*Task directions*. Pictures are not part of the copy; repeat everything else in the records exactly.

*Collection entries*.
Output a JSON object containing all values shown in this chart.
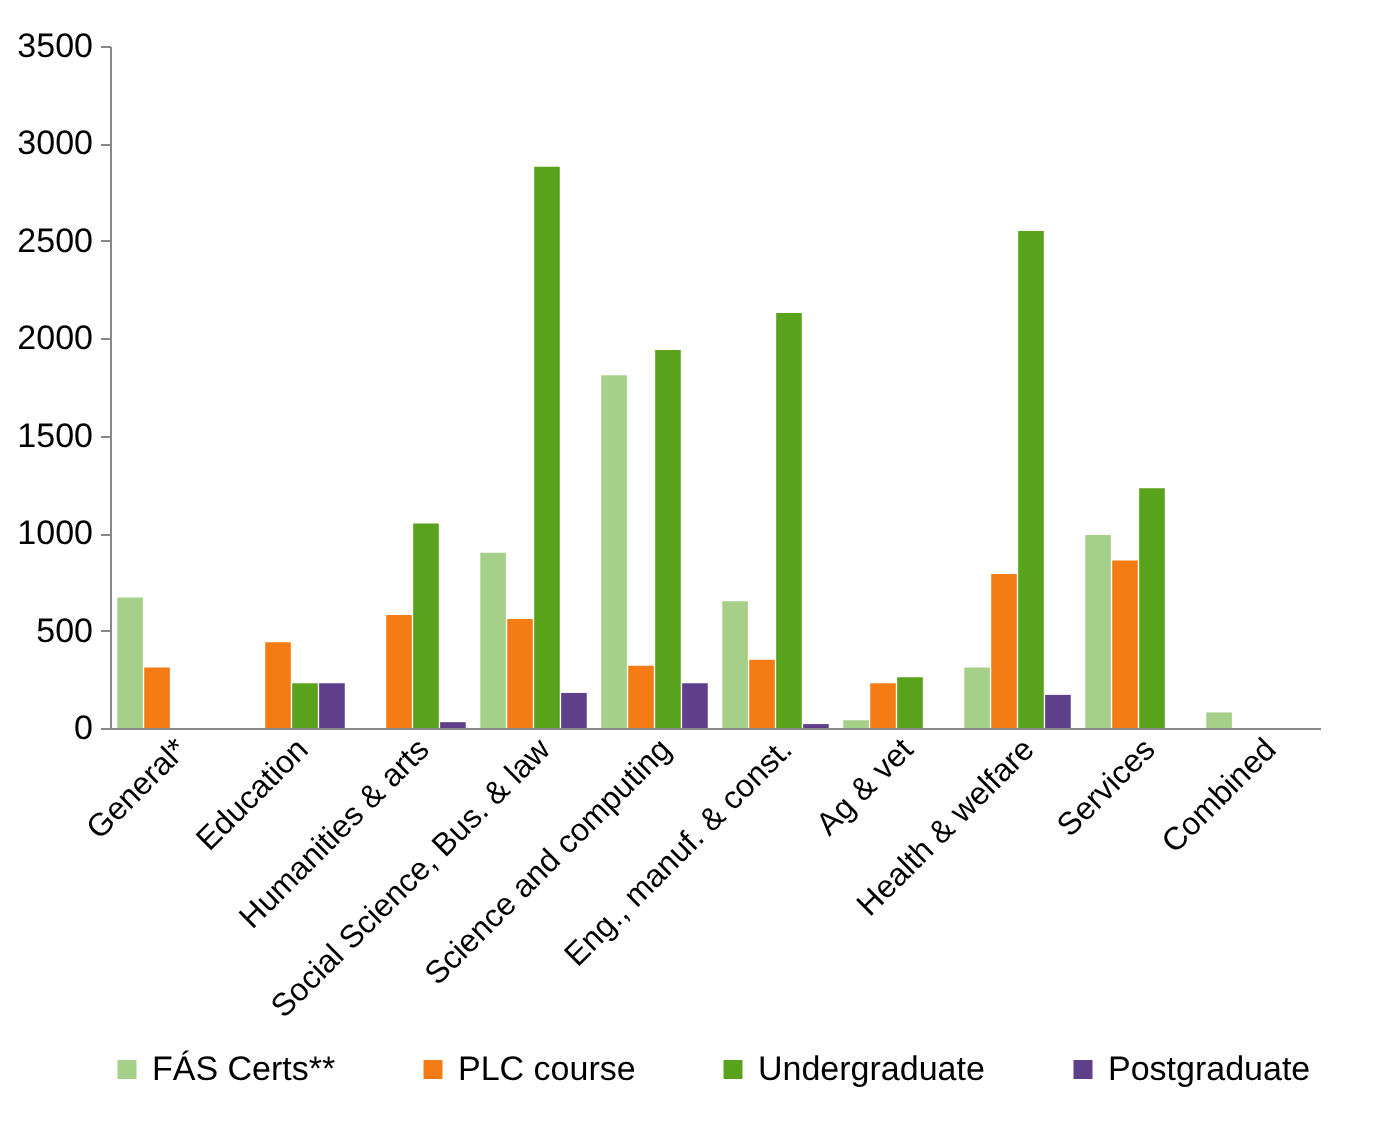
{
  "chart_data": {
    "type": "bar",
    "categories": [
      "General*",
      "Education",
      "Humanities & arts",
      "Social Science, Bus. & law",
      "Science and computing",
      "Eng., manuf. & const.",
      "Ag & vet",
      "Health & welfare",
      "Services",
      "Combined"
    ],
    "series": [
      {
        "name": "FÁS Certs**",
        "color": "#a6cf8a",
        "values": [
          670,
          0,
          0,
          900,
          1810,
          650,
          40,
          310,
          990,
          80
        ]
      },
      {
        "name": "PLC course",
        "color": "#f57c15",
        "values": [
          310,
          440,
          580,
          560,
          320,
          350,
          230,
          790,
          860,
          0
        ]
      },
      {
        "name": "Undergraduate",
        "color": "#58a21c",
        "values": [
          0,
          230,
          1050,
          2880,
          1940,
          2130,
          260,
          2550,
          1230,
          0
        ]
      },
      {
        "name": "Postgraduate",
        "color": "#5f3f8a",
        "values": [
          0,
          230,
          30,
          180,
          230,
          20,
          0,
          170,
          0,
          0
        ]
      }
    ],
    "ylim": [
      0,
      3500
    ],
    "yticks": [
      0,
      500,
      1000,
      1500,
      2000,
      2500,
      3000,
      3500
    ],
    "grid": false,
    "legend": "bottom"
  }
}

*Finished exercise*.
Output a JSON object containing all values shown in this chart.
{
  "chart_data": {
    "type": "bar",
    "categories": [
      "General*",
      "Education",
      "Humanities & arts",
      "Social Science, Bus. & law",
      "Science and computing",
      "Eng., manuf. & const.",
      "Ag & vet",
      "Health & welfare",
      "Services",
      "Combined"
    ],
    "series": [
      {
        "name": "FÁS Certs**",
        "color": "#a6cf8a",
        "values": [
          670,
          0,
          0,
          900,
          1810,
          650,
          40,
          310,
          990,
          80
        ]
      },
      {
        "name": "PLC course",
        "color": "#f57c15",
        "values": [
          310,
          440,
          580,
          560,
          320,
          350,
          230,
          790,
          860,
          0
        ]
      },
      {
        "name": "Undergraduate",
        "color": "#58a21c",
        "values": [
          0,
          230,
          1050,
          2880,
          1940,
          2130,
          260,
          2550,
          1230,
          0
        ]
      },
      {
        "name": "Postgraduate",
        "color": "#5f3f8a",
        "values": [
          0,
          230,
          30,
          180,
          230,
          20,
          0,
          170,
          0,
          0
        ]
      }
    ],
    "ylim": [
      0,
      3500
    ],
    "yticks": [
      0,
      500,
      1000,
      1500,
      2000,
      2500,
      3000,
      3500
    ],
    "grid": false,
    "legend": "bottom"
  }
}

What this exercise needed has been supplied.